## BEGIN Data to process

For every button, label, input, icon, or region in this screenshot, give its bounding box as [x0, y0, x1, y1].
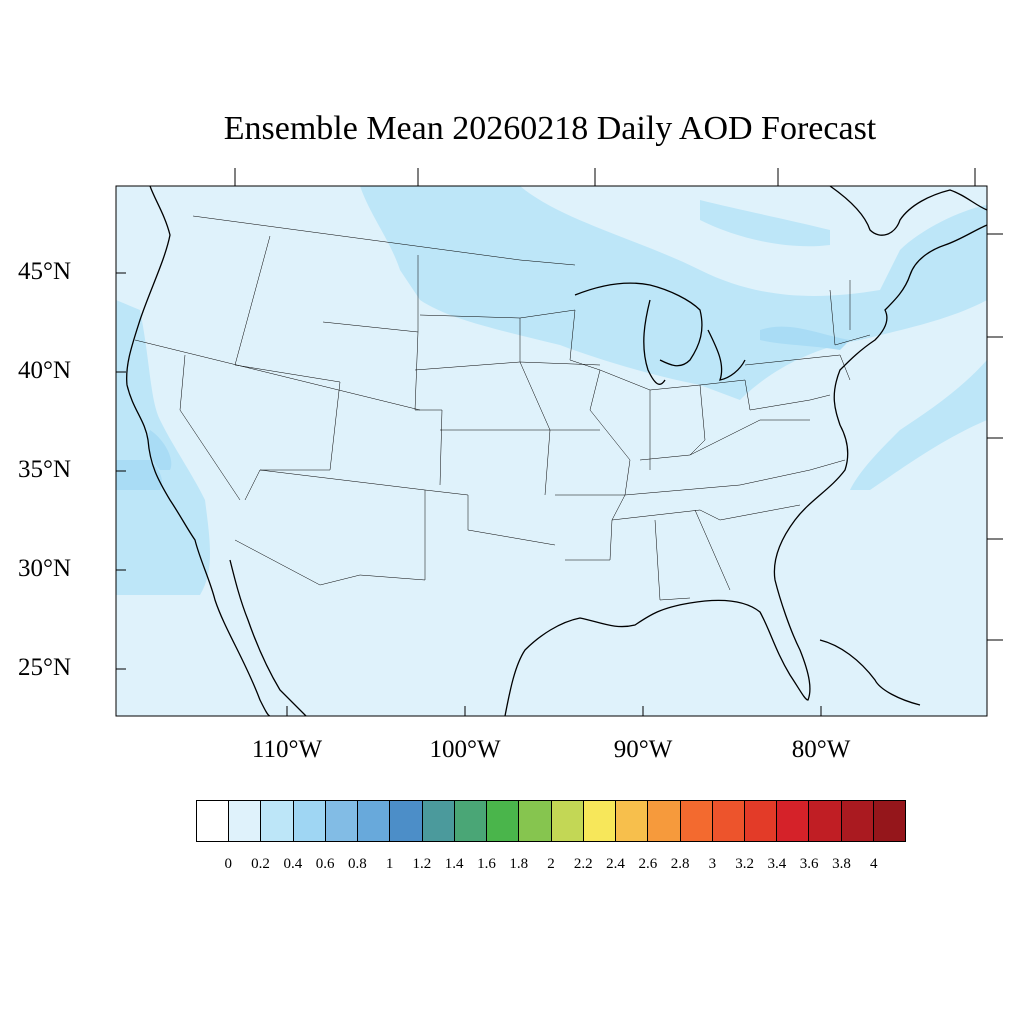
- colorbar-label: 2.4: [606, 856, 625, 872]
- map-ticks: [116, 168, 1003, 716]
- colorbar-swatch: [358, 801, 391, 841]
- colorbar-swatch: [390, 801, 423, 841]
- lat-label-45: 45°N: [18, 258, 72, 285]
- colorbar-label: 1.8: [509, 856, 529, 872]
- colorbar-swatch: [519, 801, 552, 841]
- colorbar-swatch: [873, 801, 906, 841]
- colorbar-label: 0.8: [347, 856, 367, 872]
- colorbar-label: 0.6: [315, 856, 335, 872]
- lon-label-100w: 100°W: [429, 736, 501, 763]
- colorbar-label: 2.2: [573, 856, 593, 872]
- colorbar-swatch: [809, 801, 842, 841]
- aod-accent: [116, 460, 162, 490]
- colorbar-label: 2: [547, 856, 555, 872]
- colorbar-swatch: [744, 801, 778, 841]
- colorbar-swatch: [454, 801, 488, 841]
- colorbar-label: 4: [869, 856, 878, 872]
- colorbar-label: 0: [224, 856, 233, 872]
- colorbar-label: 3.8: [832, 856, 851, 872]
- lon-label-80w: 80°W: [791, 736, 851, 763]
- colorbar-label: 1: [385, 856, 394, 872]
- colorbar-label: 1.6: [477, 856, 496, 872]
- aod-plume-northeast: [700, 200, 830, 247]
- colorbar-swatch: [648, 801, 681, 841]
- map-frame: [115, 185, 988, 717]
- lat-label-25: 25°N: [18, 654, 72, 681]
- colorbar-label: 2.6: [638, 856, 658, 872]
- lon-label-90w: 90°W: [613, 736, 673, 763]
- coastline: [126, 186, 987, 716]
- colorbar-label: 0.2: [251, 856, 270, 872]
- colorbar-swatch: [841, 801, 874, 841]
- colorbar-label: 2.8: [670, 856, 690, 872]
- lat-label-30: 30°N: [18, 555, 72, 582]
- colorbar-label: 1.4: [444, 856, 464, 872]
- aod-accent: [760, 326, 850, 350]
- colorbar-label: 3.4: [767, 856, 787, 872]
- colorbar-swatch: [325, 801, 359, 841]
- colorbar-swatch: [680, 801, 713, 841]
- lon-label-110w: 110°W: [251, 736, 323, 763]
- colorbar-swatch: [777, 801, 810, 841]
- aod-plume-east: [850, 360, 987, 490]
- colorbar-label: 3.2: [735, 856, 754, 872]
- colorbar: [196, 800, 906, 842]
- colorbar-swatch: [422, 801, 455, 841]
- colorbar-swatch: [583, 801, 617, 841]
- colorbar-swatch: [712, 801, 745, 841]
- state-borders: [134, 215, 871, 601]
- colorbar-swatch: [229, 801, 262, 841]
- colorbar-label: 1.2: [412, 856, 432, 872]
- lat-label-40: 40°N: [18, 357, 72, 384]
- colorbar-label: 0.4: [283, 856, 303, 872]
- lat-label-35: 35°N: [18, 456, 72, 483]
- colorbar-swatch: [616, 801, 649, 841]
- colorbar-swatch: [293, 801, 326, 841]
- colorbar-swatch: [487, 801, 520, 841]
- colorbar-label: 3: [708, 856, 717, 872]
- colorbar-swatch: [551, 801, 584, 841]
- colorbar-swatch: [261, 801, 294, 841]
- aod-accent: [148, 430, 172, 470]
- colorbar-swatch: [197, 801, 230, 841]
- colorbar-label: 3.6: [799, 856, 819, 872]
- map-title: Ensemble Mean 20260218 Daily AOD Forecas…: [223, 110, 877, 147]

## END Data to process

#### Task brief:
Reproduce verbatim the lines of the data above, from the line containing "- colorbar-label: 2.4: [606, 856, 625, 872]" through the line containing "- colorbar-swatch: [519, 801, 552, 841]", including both of those lines.

#### Answer to the exercise:
- colorbar-label: 2.4: [606, 856, 625, 872]
- map-ticks: [116, 168, 1003, 716]
- colorbar-swatch: [358, 801, 391, 841]
- colorbar-swatch: [390, 801, 423, 841]
- lat-label-45: 45°N: [18, 258, 72, 285]
- colorbar-label: 1.8: [509, 856, 529, 872]
- colorbar-swatch: [519, 801, 552, 841]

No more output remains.